[Collected data entries]
:::

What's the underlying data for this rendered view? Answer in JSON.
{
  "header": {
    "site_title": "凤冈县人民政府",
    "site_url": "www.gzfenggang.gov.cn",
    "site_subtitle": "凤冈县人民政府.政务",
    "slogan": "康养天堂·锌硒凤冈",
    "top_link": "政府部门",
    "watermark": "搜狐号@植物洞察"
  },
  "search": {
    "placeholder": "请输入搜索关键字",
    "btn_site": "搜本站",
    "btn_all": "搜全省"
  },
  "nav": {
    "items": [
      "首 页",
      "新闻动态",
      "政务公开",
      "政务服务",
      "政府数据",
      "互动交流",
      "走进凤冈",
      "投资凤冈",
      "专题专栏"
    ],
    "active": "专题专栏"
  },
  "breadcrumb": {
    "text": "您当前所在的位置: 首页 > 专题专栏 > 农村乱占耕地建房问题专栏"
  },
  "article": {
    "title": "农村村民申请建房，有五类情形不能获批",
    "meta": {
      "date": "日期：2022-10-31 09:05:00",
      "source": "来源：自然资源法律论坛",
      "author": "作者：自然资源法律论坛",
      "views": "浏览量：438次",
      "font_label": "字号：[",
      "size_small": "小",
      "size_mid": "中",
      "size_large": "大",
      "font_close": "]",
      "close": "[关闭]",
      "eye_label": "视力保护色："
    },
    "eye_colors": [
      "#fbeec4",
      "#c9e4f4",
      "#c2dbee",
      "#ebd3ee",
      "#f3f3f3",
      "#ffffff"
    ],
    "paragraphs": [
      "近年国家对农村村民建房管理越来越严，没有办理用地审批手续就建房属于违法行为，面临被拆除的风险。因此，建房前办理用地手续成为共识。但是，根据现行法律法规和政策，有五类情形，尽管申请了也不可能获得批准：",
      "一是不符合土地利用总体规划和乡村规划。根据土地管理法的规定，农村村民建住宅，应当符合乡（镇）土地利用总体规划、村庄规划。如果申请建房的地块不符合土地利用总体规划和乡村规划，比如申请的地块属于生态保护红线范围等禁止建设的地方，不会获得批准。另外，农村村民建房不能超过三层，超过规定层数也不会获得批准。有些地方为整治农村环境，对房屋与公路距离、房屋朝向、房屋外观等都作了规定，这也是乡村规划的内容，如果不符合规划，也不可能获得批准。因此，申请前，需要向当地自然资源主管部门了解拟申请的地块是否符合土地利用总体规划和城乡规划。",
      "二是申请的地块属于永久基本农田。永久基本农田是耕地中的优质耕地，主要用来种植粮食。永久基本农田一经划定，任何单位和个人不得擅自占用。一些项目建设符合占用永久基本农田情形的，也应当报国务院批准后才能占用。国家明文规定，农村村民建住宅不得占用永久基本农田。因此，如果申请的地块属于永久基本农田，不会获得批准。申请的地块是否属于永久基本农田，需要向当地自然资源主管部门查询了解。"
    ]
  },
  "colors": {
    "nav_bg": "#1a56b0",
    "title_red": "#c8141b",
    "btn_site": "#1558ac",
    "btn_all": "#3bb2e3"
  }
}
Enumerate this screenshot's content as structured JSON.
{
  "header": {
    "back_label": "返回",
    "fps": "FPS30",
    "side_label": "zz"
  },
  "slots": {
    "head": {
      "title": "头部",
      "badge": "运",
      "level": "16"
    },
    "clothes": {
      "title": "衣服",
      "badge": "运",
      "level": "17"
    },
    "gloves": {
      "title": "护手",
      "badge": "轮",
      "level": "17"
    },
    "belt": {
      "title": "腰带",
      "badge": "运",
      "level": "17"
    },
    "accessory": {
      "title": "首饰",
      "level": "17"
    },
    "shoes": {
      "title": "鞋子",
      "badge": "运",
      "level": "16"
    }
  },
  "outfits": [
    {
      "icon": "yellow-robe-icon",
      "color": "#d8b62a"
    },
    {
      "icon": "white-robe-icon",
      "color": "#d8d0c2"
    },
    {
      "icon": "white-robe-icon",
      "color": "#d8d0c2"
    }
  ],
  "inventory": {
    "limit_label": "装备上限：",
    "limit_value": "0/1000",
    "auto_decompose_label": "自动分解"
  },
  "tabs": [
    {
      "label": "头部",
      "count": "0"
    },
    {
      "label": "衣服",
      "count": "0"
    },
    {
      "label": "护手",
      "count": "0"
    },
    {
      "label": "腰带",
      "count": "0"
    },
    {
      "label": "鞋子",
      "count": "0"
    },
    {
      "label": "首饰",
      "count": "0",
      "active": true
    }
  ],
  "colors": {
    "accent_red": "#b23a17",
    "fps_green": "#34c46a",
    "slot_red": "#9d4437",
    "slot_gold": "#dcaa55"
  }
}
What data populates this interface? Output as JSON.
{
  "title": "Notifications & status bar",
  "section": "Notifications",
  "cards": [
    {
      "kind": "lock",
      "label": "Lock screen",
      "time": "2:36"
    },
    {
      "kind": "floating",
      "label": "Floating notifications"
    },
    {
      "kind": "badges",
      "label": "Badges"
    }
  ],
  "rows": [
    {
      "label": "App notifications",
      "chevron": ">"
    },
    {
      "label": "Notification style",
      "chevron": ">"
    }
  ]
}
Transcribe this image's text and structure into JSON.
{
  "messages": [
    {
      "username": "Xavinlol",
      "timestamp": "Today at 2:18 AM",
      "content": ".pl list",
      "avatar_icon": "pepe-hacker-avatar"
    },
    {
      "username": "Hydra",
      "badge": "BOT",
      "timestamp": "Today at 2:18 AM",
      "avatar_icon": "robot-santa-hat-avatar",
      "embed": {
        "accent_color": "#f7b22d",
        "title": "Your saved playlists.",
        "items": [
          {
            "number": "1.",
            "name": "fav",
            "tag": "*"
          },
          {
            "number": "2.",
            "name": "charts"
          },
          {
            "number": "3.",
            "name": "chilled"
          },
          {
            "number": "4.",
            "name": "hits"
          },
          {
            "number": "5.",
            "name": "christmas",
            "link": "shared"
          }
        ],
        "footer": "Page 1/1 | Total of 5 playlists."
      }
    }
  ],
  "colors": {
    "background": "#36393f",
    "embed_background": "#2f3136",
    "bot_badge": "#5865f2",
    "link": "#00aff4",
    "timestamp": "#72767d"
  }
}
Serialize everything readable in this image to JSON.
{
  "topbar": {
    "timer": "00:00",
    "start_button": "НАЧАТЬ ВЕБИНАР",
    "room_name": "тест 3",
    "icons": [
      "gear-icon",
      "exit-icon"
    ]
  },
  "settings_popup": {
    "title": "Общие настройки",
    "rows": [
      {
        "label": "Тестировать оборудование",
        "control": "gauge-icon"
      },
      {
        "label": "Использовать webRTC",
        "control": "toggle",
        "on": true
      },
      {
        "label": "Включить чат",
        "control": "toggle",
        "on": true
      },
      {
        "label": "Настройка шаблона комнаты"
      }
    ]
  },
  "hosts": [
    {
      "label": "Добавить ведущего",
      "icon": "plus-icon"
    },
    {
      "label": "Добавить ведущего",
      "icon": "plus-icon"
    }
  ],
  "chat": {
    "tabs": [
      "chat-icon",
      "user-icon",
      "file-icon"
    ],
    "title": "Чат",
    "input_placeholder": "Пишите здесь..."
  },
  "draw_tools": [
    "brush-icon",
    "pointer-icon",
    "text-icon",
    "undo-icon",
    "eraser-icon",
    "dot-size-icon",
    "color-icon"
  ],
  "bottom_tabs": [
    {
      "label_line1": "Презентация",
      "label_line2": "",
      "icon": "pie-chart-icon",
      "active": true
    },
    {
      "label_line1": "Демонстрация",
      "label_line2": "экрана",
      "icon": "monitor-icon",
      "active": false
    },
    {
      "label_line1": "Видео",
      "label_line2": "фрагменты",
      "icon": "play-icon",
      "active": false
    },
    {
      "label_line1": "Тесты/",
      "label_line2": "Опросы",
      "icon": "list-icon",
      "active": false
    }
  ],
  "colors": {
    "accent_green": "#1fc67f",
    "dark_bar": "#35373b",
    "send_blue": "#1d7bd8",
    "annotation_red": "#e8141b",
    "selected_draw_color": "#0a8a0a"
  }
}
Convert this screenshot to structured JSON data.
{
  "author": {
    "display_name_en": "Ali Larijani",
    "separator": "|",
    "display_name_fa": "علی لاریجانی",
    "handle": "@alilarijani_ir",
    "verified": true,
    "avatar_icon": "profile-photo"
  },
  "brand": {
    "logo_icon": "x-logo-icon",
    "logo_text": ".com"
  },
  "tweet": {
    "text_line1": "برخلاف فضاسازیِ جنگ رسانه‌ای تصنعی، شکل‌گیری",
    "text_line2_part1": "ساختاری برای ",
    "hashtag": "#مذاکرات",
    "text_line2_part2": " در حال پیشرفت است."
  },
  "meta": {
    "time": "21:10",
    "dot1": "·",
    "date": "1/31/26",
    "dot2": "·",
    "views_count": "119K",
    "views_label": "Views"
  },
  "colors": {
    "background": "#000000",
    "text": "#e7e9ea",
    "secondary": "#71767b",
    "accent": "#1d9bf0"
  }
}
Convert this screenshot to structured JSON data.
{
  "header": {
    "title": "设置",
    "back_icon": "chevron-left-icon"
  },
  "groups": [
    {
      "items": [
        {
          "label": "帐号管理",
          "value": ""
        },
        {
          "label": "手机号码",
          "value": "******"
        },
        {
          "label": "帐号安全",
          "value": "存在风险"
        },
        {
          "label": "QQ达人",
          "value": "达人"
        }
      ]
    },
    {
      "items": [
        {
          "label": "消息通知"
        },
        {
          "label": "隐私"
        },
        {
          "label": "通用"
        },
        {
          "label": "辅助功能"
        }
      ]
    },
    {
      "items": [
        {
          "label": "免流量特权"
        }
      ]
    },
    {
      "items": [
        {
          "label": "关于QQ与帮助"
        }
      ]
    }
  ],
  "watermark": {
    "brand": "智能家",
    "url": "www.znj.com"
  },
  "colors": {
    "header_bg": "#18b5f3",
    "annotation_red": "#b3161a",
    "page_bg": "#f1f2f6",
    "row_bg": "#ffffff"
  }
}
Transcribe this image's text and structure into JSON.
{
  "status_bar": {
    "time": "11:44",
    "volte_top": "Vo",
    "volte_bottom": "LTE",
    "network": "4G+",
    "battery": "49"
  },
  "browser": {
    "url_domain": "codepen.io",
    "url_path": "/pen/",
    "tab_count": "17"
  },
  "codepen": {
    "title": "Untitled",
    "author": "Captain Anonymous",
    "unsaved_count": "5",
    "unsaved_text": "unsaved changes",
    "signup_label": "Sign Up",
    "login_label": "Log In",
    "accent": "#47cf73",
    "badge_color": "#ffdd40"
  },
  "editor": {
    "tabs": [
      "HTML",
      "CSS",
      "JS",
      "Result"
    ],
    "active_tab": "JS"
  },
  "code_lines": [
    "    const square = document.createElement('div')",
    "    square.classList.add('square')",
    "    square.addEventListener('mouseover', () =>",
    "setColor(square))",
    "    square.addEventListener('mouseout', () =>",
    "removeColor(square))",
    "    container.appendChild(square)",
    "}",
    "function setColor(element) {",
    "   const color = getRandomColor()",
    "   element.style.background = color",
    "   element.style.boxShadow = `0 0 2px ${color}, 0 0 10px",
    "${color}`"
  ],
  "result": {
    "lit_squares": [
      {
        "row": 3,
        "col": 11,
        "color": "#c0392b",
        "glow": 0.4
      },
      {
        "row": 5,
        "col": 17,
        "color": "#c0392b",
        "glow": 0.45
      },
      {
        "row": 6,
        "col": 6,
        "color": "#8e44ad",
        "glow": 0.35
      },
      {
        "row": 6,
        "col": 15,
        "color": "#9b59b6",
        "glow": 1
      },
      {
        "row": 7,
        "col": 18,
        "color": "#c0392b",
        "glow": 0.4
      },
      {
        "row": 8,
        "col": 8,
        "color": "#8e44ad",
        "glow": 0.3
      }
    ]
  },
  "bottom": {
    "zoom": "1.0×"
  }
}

:::

- [What is being asked]
Go through the data above and find the lines with the word "凤冈县人民政府". Copy each of those lines.

- [Answer to this task]
    "site_title": "凤冈县人民政府",
    "site_subtitle": "凤冈县人民政府.政务",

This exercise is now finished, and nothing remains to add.